#### What you should do:
In the data below, which lines hold "description"? Copy every one.

[Opening Material to process section]

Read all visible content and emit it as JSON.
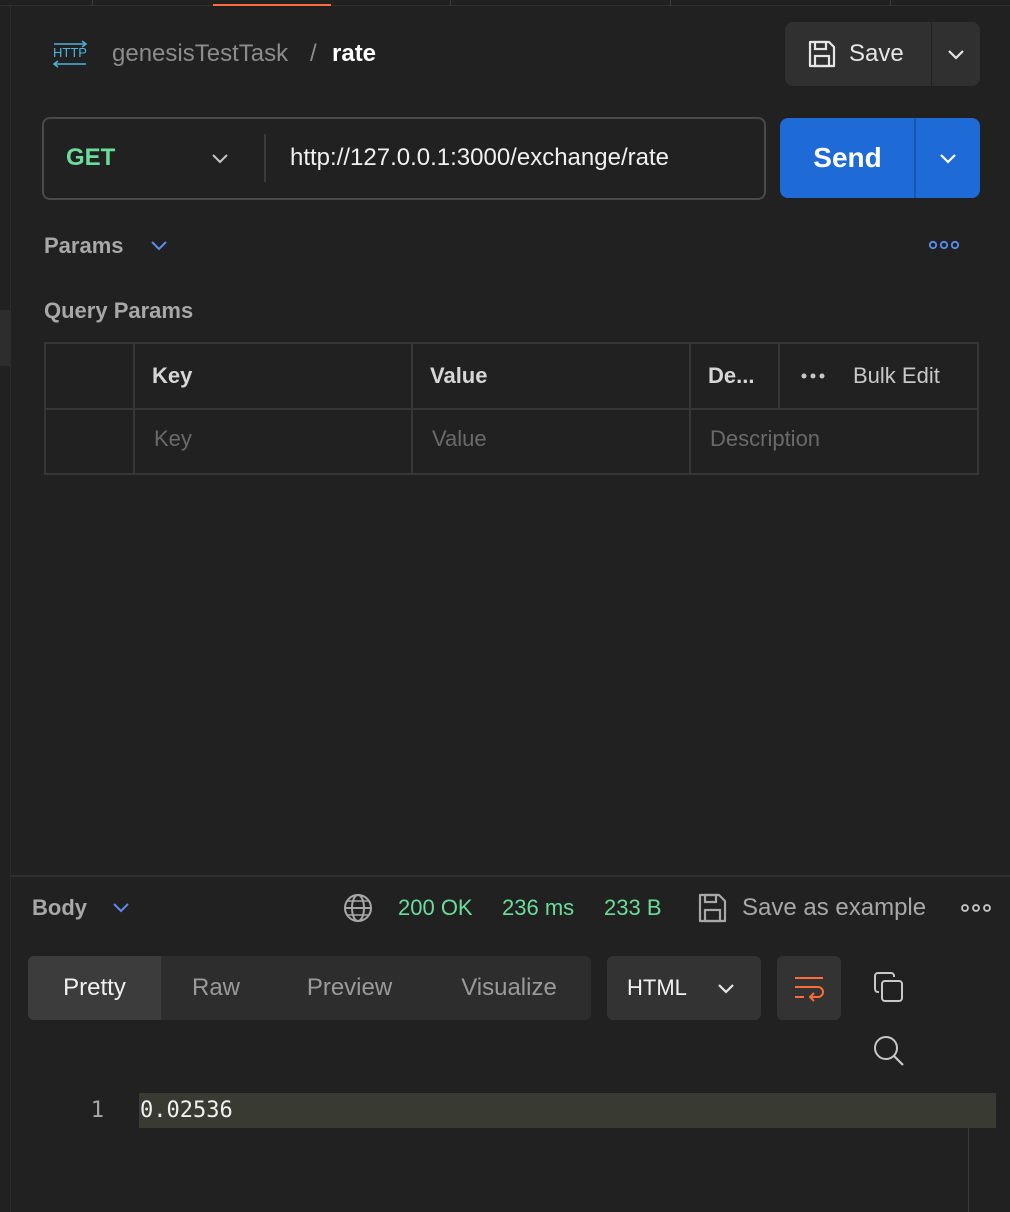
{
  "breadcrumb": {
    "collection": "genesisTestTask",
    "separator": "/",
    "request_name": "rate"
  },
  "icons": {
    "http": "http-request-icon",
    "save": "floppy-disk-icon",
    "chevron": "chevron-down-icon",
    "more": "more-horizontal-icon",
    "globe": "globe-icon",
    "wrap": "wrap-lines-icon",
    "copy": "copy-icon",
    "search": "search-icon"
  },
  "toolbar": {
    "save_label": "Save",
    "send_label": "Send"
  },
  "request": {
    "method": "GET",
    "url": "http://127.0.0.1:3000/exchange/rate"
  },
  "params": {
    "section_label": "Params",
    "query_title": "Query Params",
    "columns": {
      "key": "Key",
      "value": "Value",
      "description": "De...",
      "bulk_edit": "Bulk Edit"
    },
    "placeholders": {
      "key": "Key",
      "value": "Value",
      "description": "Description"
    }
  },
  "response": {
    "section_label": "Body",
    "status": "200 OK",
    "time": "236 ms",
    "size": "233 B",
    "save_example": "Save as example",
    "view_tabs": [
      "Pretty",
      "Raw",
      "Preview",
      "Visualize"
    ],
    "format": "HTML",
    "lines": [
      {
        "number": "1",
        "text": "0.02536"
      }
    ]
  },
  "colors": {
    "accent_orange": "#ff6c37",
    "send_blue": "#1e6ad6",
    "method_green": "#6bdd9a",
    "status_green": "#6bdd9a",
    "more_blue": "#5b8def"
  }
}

[Closing Material to process section]

#### Exercise response:
      "description": "De...",
      "description": "Description"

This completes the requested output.